Goal: Find and copy every line in the records that includes the string "JSON".
------ Material supplied ------
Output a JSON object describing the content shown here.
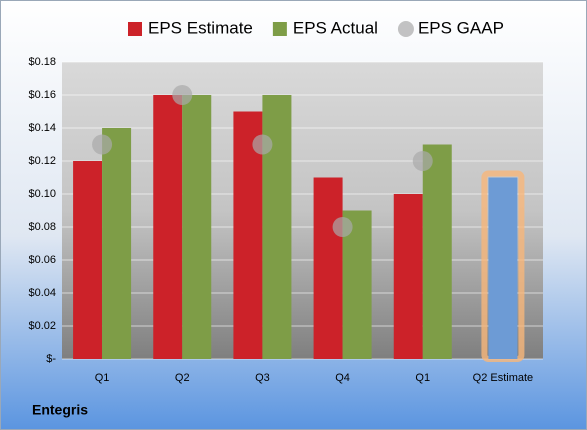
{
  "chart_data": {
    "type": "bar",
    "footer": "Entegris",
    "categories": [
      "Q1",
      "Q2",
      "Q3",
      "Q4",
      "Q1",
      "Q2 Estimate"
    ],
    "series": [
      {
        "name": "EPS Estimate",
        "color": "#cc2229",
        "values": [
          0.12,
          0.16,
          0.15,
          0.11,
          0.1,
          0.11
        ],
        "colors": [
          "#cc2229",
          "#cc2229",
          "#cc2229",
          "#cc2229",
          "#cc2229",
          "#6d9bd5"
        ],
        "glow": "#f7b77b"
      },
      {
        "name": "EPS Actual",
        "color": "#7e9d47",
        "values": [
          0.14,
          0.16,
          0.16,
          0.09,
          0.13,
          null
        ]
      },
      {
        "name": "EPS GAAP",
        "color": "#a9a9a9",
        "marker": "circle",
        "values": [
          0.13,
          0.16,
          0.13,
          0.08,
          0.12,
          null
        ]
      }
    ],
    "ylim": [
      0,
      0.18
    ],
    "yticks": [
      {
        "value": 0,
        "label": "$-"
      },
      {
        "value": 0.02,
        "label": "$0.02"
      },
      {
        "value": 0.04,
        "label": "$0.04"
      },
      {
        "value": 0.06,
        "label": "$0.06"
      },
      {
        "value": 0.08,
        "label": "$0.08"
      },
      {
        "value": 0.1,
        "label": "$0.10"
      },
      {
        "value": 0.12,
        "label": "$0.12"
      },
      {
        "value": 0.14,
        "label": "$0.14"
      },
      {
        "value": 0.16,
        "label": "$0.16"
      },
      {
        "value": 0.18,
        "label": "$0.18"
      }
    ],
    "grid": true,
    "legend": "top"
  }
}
------
------ Material supplied ------
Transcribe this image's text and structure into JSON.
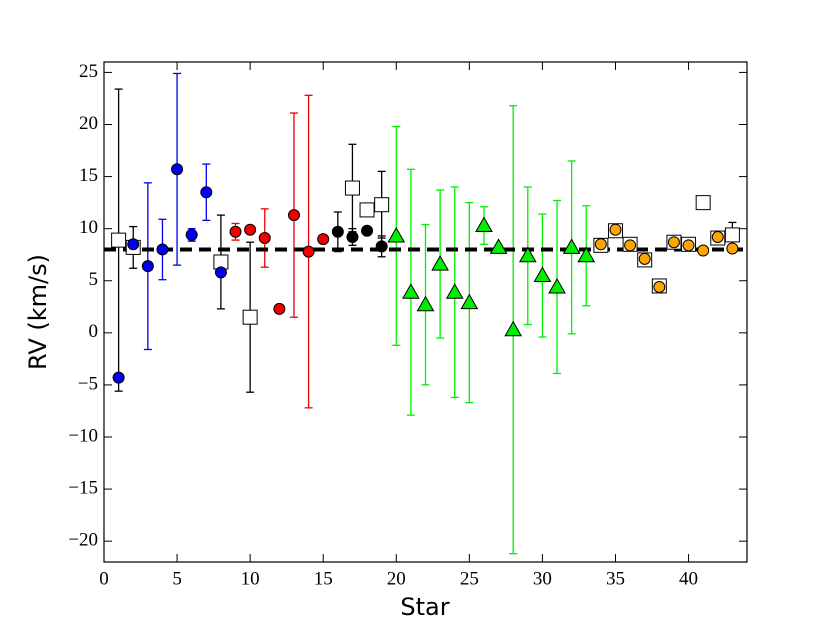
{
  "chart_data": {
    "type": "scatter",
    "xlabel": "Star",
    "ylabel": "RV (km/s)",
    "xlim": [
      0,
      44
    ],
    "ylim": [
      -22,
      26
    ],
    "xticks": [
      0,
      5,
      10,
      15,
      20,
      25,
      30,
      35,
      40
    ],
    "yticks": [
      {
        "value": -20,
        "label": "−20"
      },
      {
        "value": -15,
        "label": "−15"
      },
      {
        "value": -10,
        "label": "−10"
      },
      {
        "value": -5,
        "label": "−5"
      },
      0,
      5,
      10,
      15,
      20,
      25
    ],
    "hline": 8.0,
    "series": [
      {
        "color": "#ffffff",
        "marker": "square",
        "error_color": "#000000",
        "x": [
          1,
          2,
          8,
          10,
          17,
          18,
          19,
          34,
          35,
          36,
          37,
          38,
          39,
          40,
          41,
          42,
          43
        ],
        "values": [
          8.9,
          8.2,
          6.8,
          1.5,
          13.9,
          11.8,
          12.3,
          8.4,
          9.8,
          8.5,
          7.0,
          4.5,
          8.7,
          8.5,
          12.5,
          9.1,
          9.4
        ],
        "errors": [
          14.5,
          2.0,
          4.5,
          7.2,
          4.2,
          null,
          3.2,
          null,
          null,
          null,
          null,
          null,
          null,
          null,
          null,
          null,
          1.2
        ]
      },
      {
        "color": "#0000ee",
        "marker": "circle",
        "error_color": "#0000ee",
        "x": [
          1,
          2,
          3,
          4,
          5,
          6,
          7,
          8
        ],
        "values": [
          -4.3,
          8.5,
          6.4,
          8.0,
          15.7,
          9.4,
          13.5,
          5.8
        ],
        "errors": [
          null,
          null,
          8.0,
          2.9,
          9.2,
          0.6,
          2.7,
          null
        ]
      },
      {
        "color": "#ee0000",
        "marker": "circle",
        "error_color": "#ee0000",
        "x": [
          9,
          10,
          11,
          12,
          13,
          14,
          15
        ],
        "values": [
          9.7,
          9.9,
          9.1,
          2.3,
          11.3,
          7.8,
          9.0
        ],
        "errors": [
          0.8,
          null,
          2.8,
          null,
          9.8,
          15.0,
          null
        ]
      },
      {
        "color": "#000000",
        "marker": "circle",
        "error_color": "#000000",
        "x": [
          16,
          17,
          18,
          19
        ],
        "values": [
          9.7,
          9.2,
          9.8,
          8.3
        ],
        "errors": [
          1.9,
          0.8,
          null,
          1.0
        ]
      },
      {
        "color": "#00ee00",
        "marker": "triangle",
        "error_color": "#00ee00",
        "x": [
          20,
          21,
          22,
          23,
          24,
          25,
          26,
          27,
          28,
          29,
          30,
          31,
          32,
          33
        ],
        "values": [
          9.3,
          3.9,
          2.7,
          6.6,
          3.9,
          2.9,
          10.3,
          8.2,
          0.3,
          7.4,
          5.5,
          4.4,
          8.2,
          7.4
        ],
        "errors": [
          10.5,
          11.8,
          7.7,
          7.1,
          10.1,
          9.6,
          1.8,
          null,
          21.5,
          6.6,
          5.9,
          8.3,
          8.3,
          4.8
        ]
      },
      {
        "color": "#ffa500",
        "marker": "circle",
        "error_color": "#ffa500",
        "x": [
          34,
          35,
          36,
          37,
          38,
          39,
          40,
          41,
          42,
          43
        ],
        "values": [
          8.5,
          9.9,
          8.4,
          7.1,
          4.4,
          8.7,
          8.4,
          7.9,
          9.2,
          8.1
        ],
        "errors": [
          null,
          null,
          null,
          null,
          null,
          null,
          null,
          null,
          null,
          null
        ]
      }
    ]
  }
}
------
Exercise response:
Output a JSON object describing the content shown here.
Transcribe this image's text and structure into JSON.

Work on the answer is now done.